>> start INPUT DATA

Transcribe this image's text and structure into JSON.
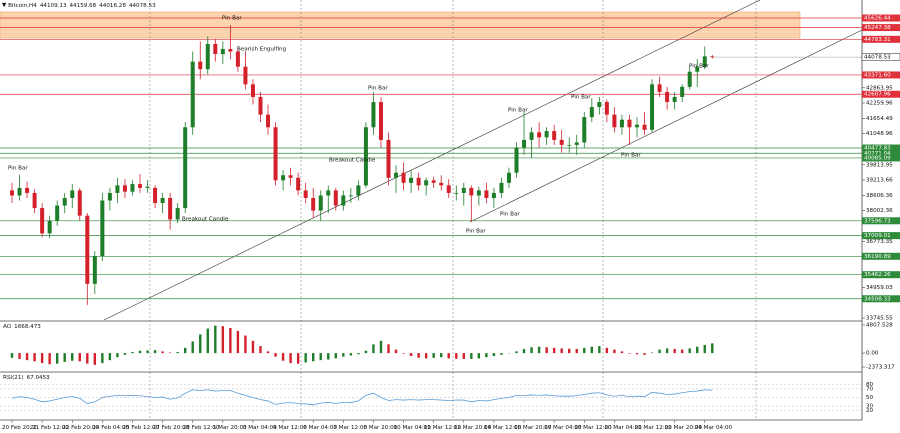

>> end INPUT DATA
>> start INPUT DATA

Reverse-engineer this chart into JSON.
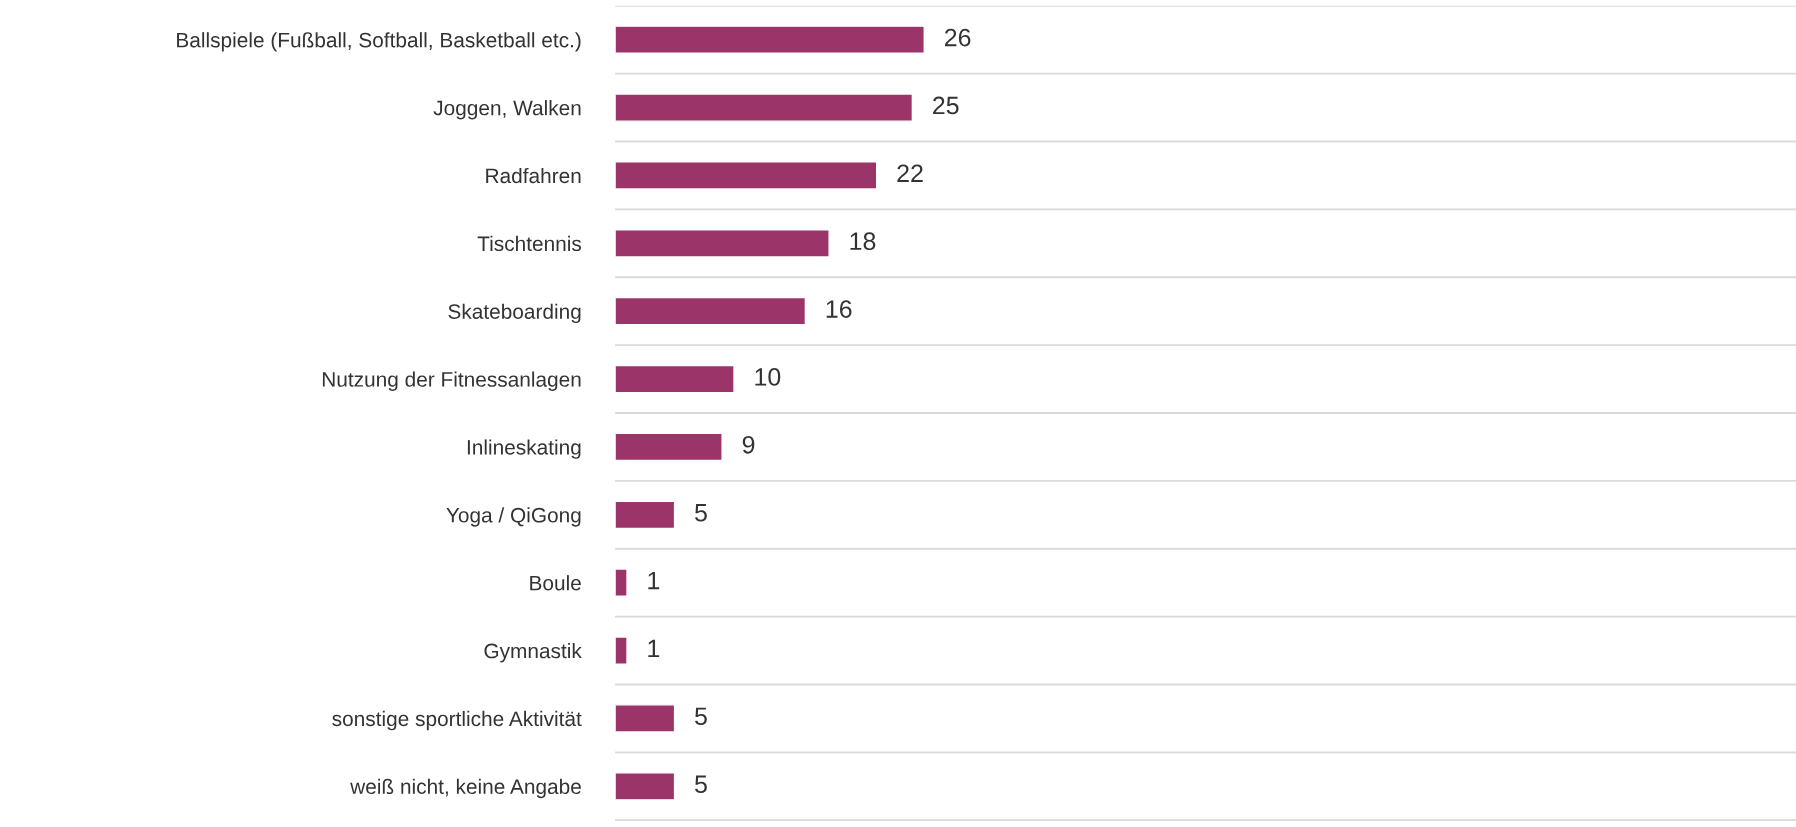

>> end INPUT DATA
>> start INPUT DATA

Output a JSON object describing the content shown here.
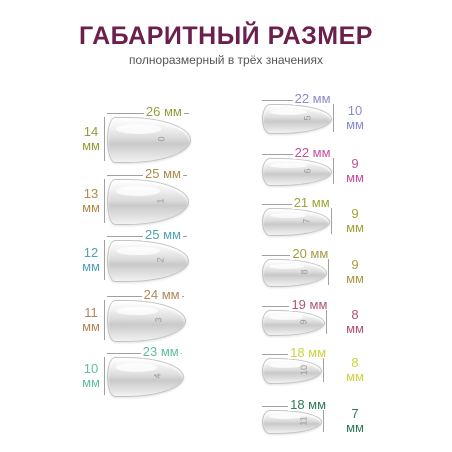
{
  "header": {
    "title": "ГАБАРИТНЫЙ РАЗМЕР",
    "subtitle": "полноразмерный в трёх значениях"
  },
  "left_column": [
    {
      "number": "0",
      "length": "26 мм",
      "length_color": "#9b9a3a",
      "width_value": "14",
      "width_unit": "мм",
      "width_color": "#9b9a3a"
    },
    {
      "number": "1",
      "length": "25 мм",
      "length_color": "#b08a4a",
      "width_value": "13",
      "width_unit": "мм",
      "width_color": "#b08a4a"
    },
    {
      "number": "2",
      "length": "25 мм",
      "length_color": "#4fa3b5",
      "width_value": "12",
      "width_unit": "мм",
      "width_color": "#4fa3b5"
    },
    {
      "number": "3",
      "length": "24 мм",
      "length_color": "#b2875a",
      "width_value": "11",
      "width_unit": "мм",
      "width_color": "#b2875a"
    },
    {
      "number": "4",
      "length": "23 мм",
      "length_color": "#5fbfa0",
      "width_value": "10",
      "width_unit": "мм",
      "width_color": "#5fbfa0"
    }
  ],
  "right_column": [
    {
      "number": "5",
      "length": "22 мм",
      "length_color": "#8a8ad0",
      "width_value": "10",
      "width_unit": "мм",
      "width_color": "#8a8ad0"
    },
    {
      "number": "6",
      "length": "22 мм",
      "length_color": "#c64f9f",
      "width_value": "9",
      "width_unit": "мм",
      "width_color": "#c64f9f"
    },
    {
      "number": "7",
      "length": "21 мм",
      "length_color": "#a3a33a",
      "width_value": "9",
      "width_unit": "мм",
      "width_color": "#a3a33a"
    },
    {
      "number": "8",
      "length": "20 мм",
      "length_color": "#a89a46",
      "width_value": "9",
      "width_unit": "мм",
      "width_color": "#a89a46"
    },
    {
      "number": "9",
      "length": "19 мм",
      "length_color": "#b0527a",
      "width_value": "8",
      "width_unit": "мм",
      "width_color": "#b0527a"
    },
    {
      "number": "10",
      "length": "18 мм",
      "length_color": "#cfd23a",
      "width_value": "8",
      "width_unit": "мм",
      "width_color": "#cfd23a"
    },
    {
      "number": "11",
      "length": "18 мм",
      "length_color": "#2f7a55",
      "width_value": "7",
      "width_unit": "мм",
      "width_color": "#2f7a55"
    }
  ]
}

>> end INPUT DATA

__SHORT EXERCISE__. What is the number of lines in these records that contain "into"? Reply with the number only.

__RESULT OF THIS EXERCISE__. 2